EXERCISE TASK → Go through the records and give each one again exactly.

START RECORDED DATA

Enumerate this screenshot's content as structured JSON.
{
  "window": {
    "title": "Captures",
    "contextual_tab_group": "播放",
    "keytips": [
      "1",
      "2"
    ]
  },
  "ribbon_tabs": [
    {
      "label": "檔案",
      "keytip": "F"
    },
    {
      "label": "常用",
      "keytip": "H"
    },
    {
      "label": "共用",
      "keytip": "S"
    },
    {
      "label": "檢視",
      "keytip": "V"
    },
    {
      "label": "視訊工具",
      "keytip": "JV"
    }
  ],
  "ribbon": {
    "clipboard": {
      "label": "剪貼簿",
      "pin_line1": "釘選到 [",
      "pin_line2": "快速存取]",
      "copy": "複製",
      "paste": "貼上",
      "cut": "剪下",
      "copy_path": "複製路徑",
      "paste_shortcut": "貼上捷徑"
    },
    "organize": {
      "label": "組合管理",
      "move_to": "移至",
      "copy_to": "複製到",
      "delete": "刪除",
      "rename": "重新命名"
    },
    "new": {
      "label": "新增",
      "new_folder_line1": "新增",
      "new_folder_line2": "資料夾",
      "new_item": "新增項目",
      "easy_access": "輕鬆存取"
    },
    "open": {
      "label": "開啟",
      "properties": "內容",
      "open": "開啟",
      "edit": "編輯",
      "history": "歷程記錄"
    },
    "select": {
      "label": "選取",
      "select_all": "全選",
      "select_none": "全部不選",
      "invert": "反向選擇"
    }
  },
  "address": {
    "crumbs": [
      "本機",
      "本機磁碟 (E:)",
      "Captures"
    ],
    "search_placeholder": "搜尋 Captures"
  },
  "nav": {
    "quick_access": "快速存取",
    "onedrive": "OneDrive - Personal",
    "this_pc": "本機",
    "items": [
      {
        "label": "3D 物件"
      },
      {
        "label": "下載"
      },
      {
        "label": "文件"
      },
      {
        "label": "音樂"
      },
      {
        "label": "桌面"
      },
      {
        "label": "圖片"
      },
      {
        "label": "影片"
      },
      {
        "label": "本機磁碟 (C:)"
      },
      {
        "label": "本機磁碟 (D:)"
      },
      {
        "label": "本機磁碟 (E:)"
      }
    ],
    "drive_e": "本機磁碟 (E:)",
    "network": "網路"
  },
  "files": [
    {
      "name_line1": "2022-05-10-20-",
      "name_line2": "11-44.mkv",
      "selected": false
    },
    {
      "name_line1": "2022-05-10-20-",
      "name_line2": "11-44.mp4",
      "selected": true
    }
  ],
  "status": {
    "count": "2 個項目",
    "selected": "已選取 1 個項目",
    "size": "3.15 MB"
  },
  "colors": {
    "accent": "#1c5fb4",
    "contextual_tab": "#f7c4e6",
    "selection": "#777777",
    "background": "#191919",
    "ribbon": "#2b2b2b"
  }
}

END RECORDED DATA

ANSWER FOR THIS EXERCISE →
Enumerate this screenshot's content as structured JSON.
{
  "window": {
    "title": "Captures",
    "contextual_tab_group": "播放",
    "keytips": [
      "1",
      "2"
    ]
  },
  "ribbon_tabs": [
    {
      "label": "檔案",
      "keytip": "F"
    },
    {
      "label": "常用",
      "keytip": "H"
    },
    {
      "label": "共用",
      "keytip": "S"
    },
    {
      "label": "檢視",
      "keytip": "V"
    },
    {
      "label": "視訊工具",
      "keytip": "JV"
    }
  ],
  "ribbon": {
    "clipboard": {
      "label": "剪貼簿",
      "pin_line1": "釘選到 [",
      "pin_line2": "快速存取]",
      "copy": "複製",
      "paste": "貼上",
      "cut": "剪下",
      "copy_path": "複製路徑",
      "paste_shortcut": "貼上捷徑"
    },
    "organize": {
      "label": "組合管理",
      "move_to": "移至",
      "copy_to": "複製到",
      "delete": "刪除",
      "rename": "重新命名"
    },
    "new": {
      "label": "新增",
      "new_folder_line1": "新增",
      "new_folder_line2": "資料夾",
      "new_item": "新增項目",
      "easy_access": "輕鬆存取"
    },
    "open": {
      "label": "開啟",
      "properties": "內容",
      "open": "開啟",
      "edit": "編輯",
      "history": "歷程記錄"
    },
    "select": {
      "label": "選取",
      "select_all": "全選",
      "select_none": "全部不選",
      "invert": "反向選擇"
    }
  },
  "address": {
    "crumbs": [
      "本機",
      "本機磁碟 (E:)",
      "Captures"
    ],
    "search_placeholder": "搜尋 Captures"
  },
  "nav": {
    "quick_access": "快速存取",
    "onedrive": "OneDrive - Personal",
    "this_pc": "本機",
    "items": [
      {
        "label": "3D 物件"
      },
      {
        "label": "下載"
      },
      {
        "label": "文件"
      },
      {
        "label": "音樂"
      },
      {
        "label": "桌面"
      },
      {
        "label": "圖片"
      },
      {
        "label": "影片"
      },
      {
        "label": "本機磁碟 (C:)"
      },
      {
        "label": "本機磁碟 (D:)"
      },
      {
        "label": "本機磁碟 (E:)"
      }
    ],
    "drive_e": "本機磁碟 (E:)",
    "network": "網路"
  },
  "files": [
    {
      "name_line1": "2022-05-10-20-",
      "name_line2": "11-44.mkv",
      "selected": false
    },
    {
      "name_line1": "2022-05-10-20-",
      "name_line2": "11-44.mp4",
      "selected": true
    }
  ],
  "status": {
    "count": "2 個項目",
    "selected": "已選取 1 個項目",
    "size": "3.15 MB"
  },
  "colors": {
    "accent": "#1c5fb4",
    "contextual_tab": "#f7c4e6",
    "selection": "#777777",
    "background": "#191919",
    "ribbon": "#2b2b2b"
  }
}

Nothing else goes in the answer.